Stored dataset items:
▼
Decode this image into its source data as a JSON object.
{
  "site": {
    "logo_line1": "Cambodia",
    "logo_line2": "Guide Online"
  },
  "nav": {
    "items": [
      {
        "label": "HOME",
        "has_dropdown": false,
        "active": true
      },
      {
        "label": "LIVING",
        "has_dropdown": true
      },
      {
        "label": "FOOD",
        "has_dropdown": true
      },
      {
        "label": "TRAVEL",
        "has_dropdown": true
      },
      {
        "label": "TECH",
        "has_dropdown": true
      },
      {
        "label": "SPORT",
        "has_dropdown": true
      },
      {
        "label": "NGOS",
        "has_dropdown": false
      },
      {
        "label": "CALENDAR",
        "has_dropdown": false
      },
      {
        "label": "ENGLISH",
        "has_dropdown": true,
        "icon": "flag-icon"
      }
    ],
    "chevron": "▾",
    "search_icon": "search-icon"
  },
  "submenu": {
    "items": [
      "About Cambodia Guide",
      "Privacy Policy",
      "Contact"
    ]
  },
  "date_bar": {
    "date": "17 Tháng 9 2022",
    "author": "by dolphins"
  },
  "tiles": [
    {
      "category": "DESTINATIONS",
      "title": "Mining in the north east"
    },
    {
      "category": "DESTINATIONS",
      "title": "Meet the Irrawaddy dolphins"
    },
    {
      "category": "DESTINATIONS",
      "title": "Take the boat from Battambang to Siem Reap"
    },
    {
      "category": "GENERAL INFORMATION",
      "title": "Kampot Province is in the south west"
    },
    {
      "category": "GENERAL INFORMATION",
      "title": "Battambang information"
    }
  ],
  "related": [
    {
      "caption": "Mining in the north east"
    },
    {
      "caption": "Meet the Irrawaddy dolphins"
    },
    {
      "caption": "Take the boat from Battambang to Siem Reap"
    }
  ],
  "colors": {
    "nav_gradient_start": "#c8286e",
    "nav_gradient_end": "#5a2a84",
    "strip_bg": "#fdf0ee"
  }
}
▲
### Work to be completed
Look through the data above. Find each line with the string "Take" and copy it.

### Response to the task
      "title": "Take the boat from Battambang to Siem Reap"
      "caption": "Take the boat from Battambang to Siem Reap"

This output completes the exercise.